### Data to use
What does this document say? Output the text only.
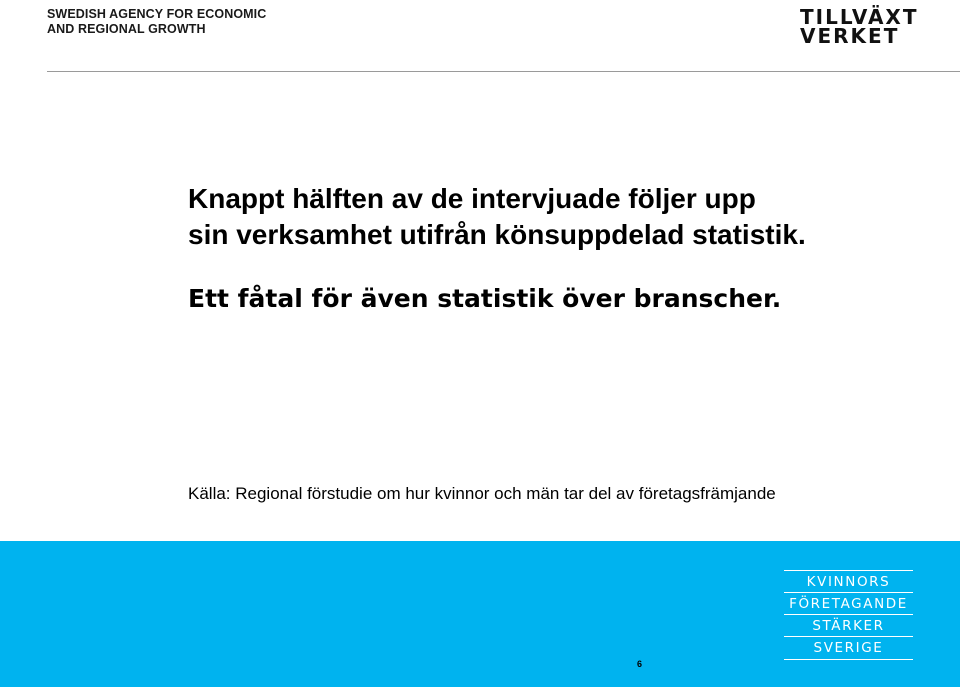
SWEDISH AGENCY FOR ECONOMIC
AND REGIONAL GROWTH	TILLVÄXT
VERKET
Knappt hälften av de intervjuade följer upp
sin verksamhet utifrån könsuppdelad statistik.

Ett fåtal för även statistik över branscher.

Källa: Regional förstudie om hur kvinnor och män tar del av företagsfrämjande

6
KVINNORS
FÖRETAGANDE
STÄRKER
SVERIGE
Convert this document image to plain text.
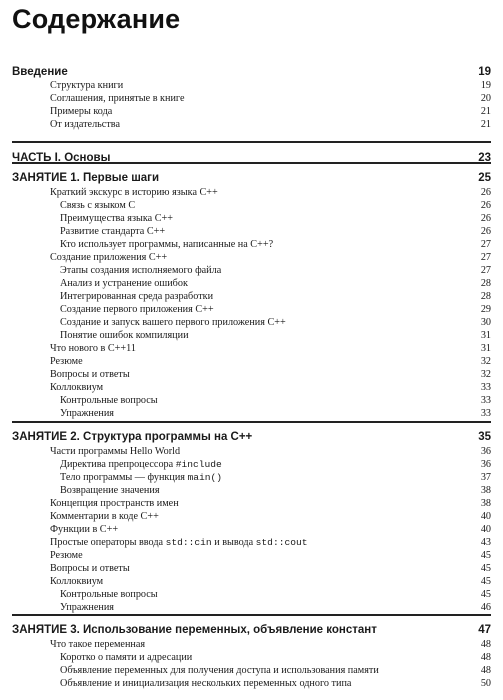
Содержание
Введение	19
Структура книги	19
Соглашения, принятые в книге	20
Примеры кода	21
От издательства	21
ЧАСТЬ I. Основы	23
ЗАНЯТИЕ 1. Первые шаги	25
Краткий экскурс в историю языка С++	26
Связь с языком С	26
Преимущества языка С++	26
Развитие стандарта С++	26
Кто использует программы, написанные на С++?	27
Создание приложения С++	27
Этапы создания исполняемого файла	27
Анализ и устранение ошибок	28
Интегрированная среда разработки	28
Создание первого приложения С++	29
Создание и запуск вашего первого приложения С++	30
Понятие ошибок компиляции	31
Что нового в С++11	31
Резюме	32
Вопросы и ответы	32
Коллоквиум	33
Контрольные вопросы	33
Упражнения	33
ЗАНЯТИЕ 2. Структура программы на С++	35
Части программы Hello World	36
Директива препроцессора #include	36
Тело программы — функция main()	37
Возвращение значения	38
Концепция пространств имен	38
Комментарии в коде С++	40
Функции в С++	40
Простые операторы ввода std::cin и вывода std::cout	43
Резюме	45
Вопросы и ответы	45
Коллоквиум	45
Контрольные вопросы	45
Упражнения	46
ЗАНЯТИЕ 3. Использование переменных, объявление констант	47
Что такое переменная	48
Коротко о памяти и адресации	48
Объявление переменных для получения доступа и использования памяти	48
Объявление и инициализация нескольких переменных одного типа	50
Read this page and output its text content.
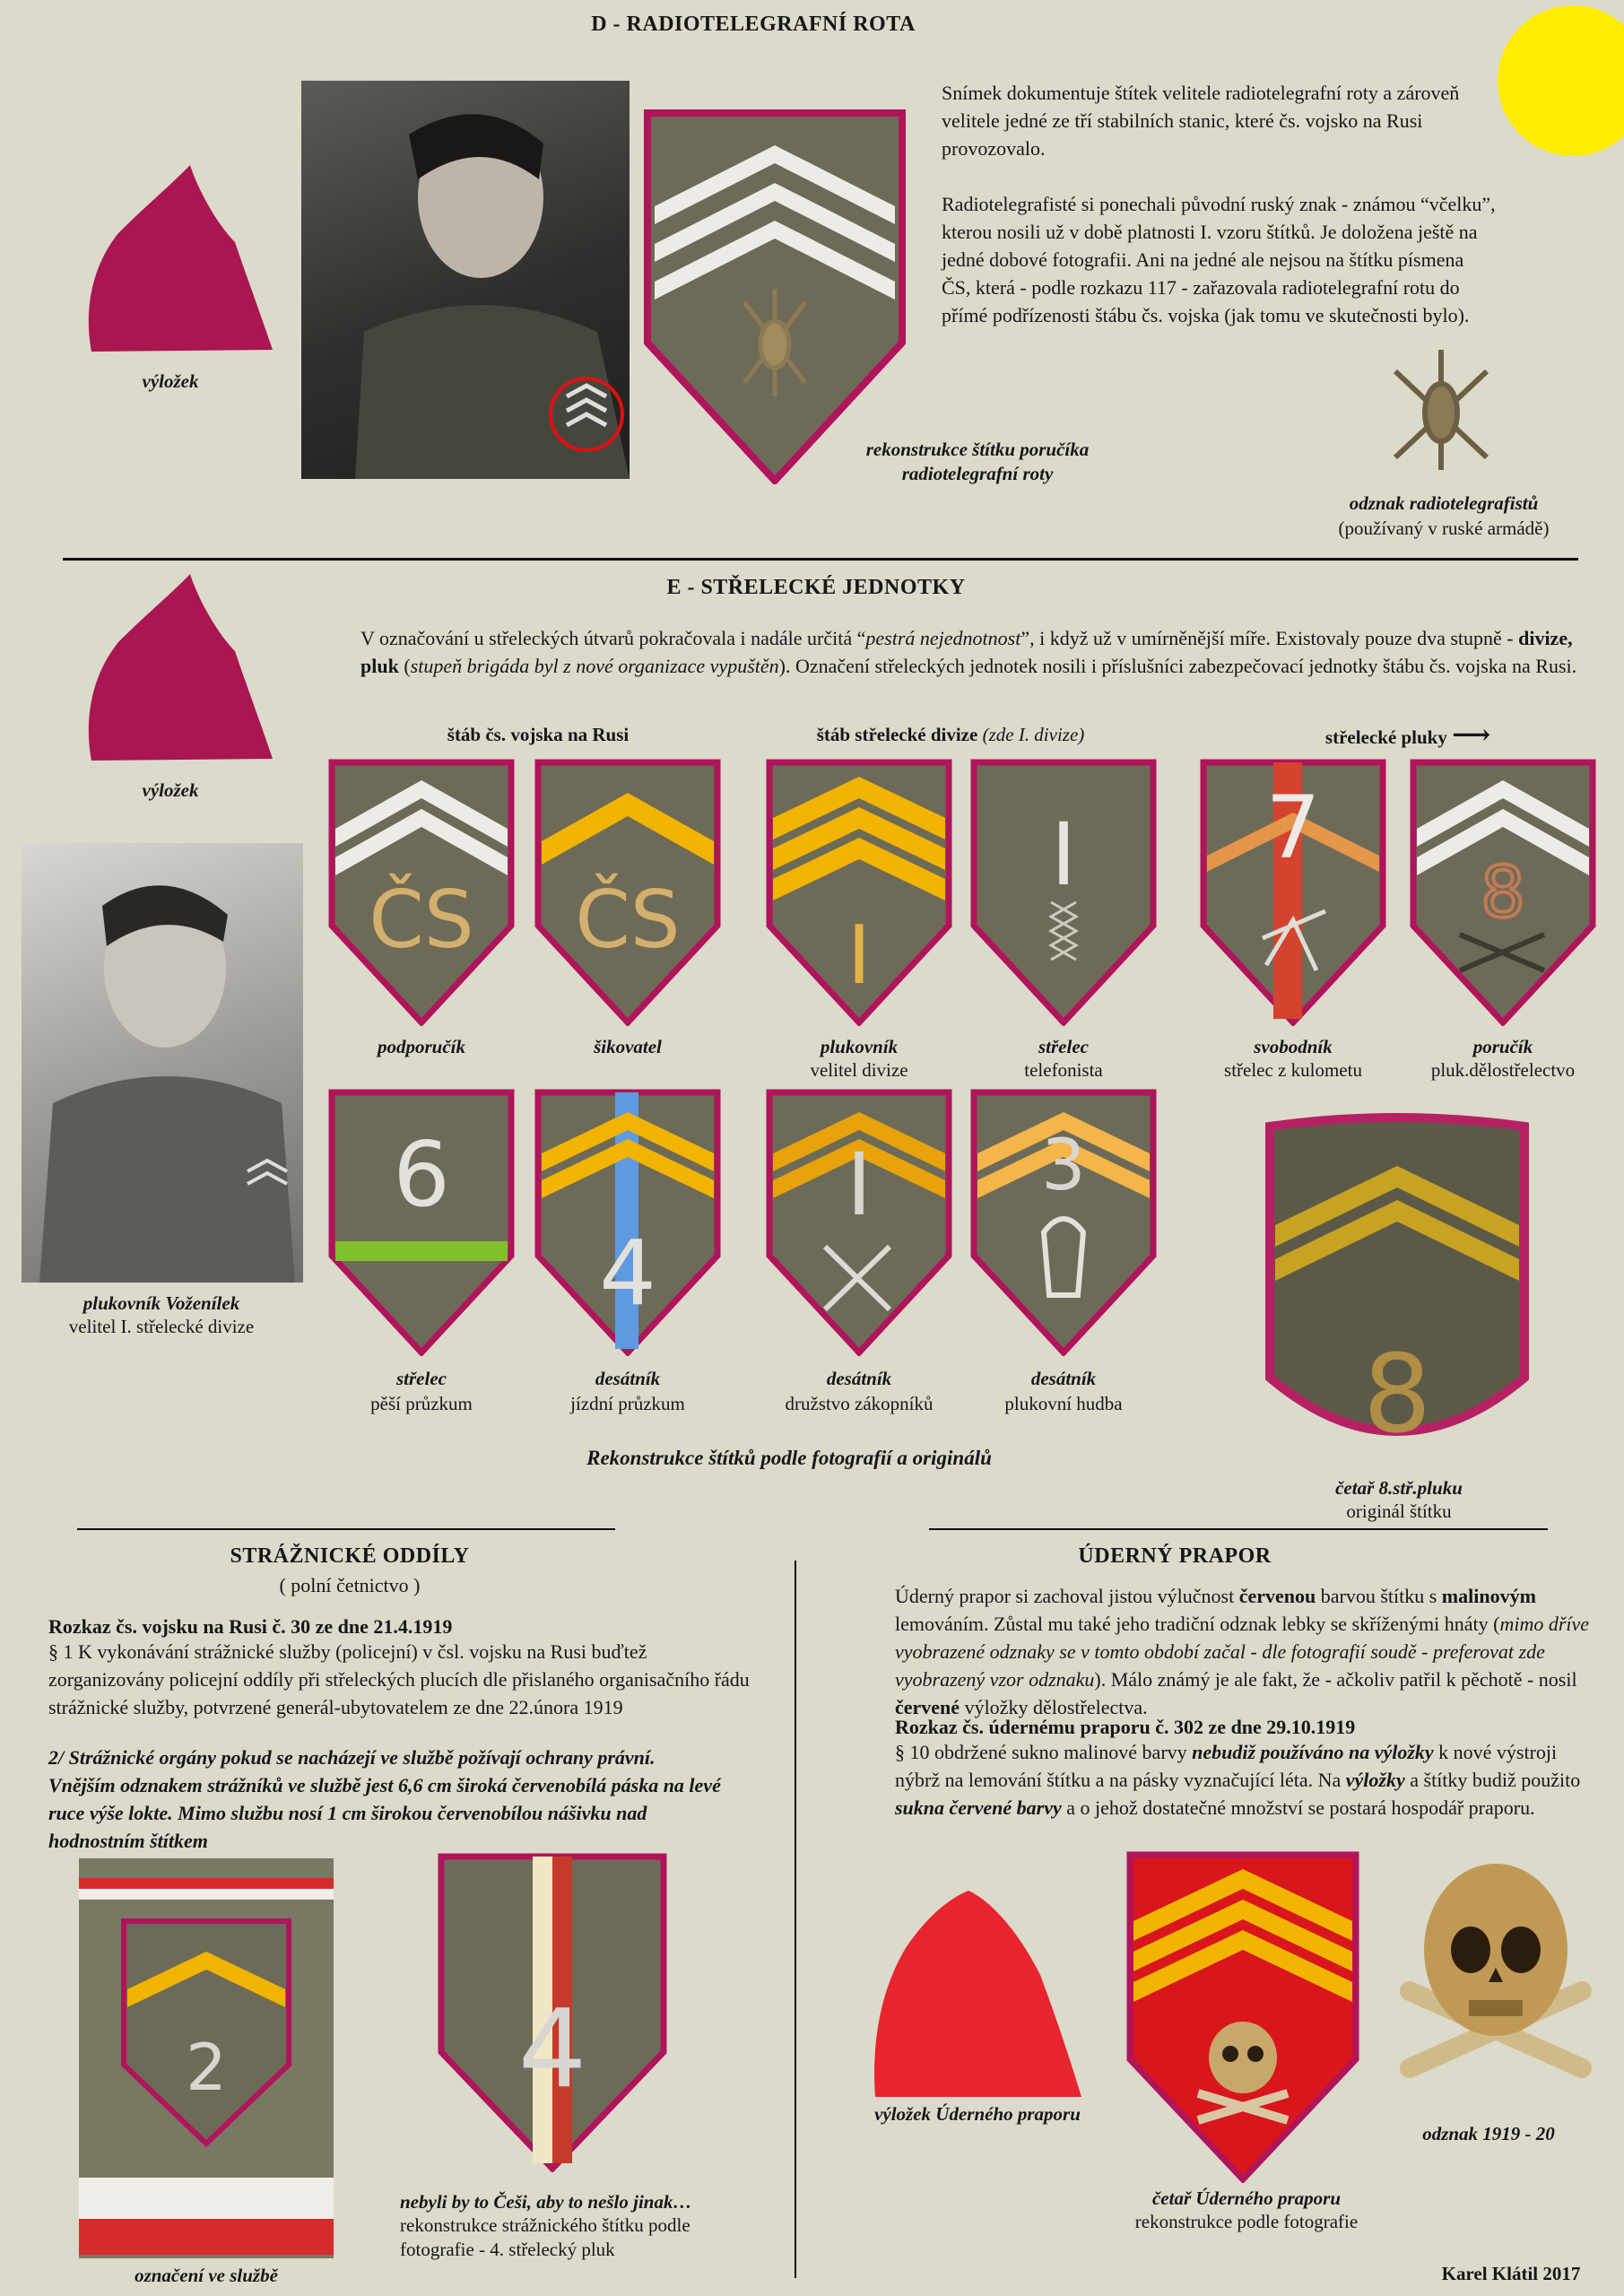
D - RADIOTELEGRAFNÍ ROTA
výložek
rekonstrukce štítku poručíka radiotelegrafní roty
Snímek dokumentuje štítek velitele radiotelegrafní roty a zároveň velitele jedné ze tří stabilních stanic, které čs. vojsko na Rusi provozovalo.
Radiotelegrafisté si ponechali původní ruský znak - známou “včelku”, kterou nosili už v době platnosti I. vzoru štítků. Je doložena ještě na jedné dobové fotografii. Ani na jedné ale nejsou na štítku písmena ČS, která - podle rozkazu 117 - zařazovala radiotelegrafní rotu do přímé podřízenosti štábu čs. vojska (jak tomu ve skutečnosti bylo).
odznak radiotelegrafistů
(používaný v ruské armádě)
E - STŘELECKÉ JEDNOTKY
výložek
V označování u střeleckých útvarů pokračovala i nadále určitá “pestrá nejednotnost”, i když už v umírněnější míře. Existovaly pouze dva stupně - divize, pluk (stupeň brigáda byl z nové organizace vypuštěn). Označení střeleckých jednotek nosili i příslušníci zabezpečovací jednotky štábu čs. vojska na Rusi.
štáb čs. vojska na Rusi	štáb střelecké divize (zde I. divize)	střelecké pluky ⟶
plukovník Voženílek
velitel I. střelecké divize
ČS ČS I
I 7
8
podporučík	šikovatel	plukovník
velitel divize
střelec
telefonista
svobodník
střelec z kulometu
poručík
pluk.dělostřelectvo
6
4
I 3
střelec
pěší průzkum
desátník
jízdní průzkum
desátník
družstvo zákopníků
desátník
plukovní hudba	8
četař 8.stř.pluku
originál štítku
Rekonstrukce štítků podle fotografií a originálů
STRÁŽNICKÉ ODDÍLY
( polní četnictvo )
Rozkaz čs. vojsku na Rusi č. 30 ze dne 21.4.1919
§ 1 K vykonávání strážnické služby (policejní) v čsl. vojsku na Rusi buďtež zorganizovány policejní oddíly při střeleckých plucích dle přislaného organisačního řádu strážnické služby, potvrzené generál-ubytovatelem ze dne 22.února 1919
2/ Strážnické orgány pokud se nacházejí ve službě požívají ochrany právní. Vnějším odznakem strážníků ve službě jest 6,6 cm široká červenobílá páska na levé ruce výše lokte. Mimo službu nosí 1 cm širokou červenobílou nášivku nad hodnostním štítkem
2
označení ve službě
4
nebyli by to Češi, aby to nešlo jinak…
rekonstrukce strážnického štítku podle fotografie - 4. střelecký pluk
ÚDERNÝ PRAPOR
Úderný prapor si zachoval jistou výlučnost červenou barvou štítku s malinovým lemováním. Zůstal mu také jeho tradiční odznak lebky se skříženými hnáty (mimo dříve vyobrazené odznaky se v tomto období začal - dle fotografií soudě - preferovat zde vyobrazený vzor odznaku). Málo známý je ale fakt, že - ačkoliv patřil k pěchotě - nosil červené výložky dělostřelectva.
Rozkaz čs. údernému praporu č. 302 ze dne 29.10.1919
§ 10 obdržené sukno malinové barvy nebudiž používáno na výložky k nové výstroji nýbrž na lemování štítku a na pásky vyznačující léta. Na výložky a štítky budiž použito sukna červené barvy a o jehož dostatečné množství se postará hospodář praporu.
výložek Úderného praporu
četař Úderného praporu
rekonstrukce podle fotografie
odznak 1919 - 20
Karel Klátil 2017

### Stated problem
Copy out every line of the listing that includes the string "ошибок".

### Answer to this task
Анализ и устранение ошибок	28
Понятие ошибок компиляции	31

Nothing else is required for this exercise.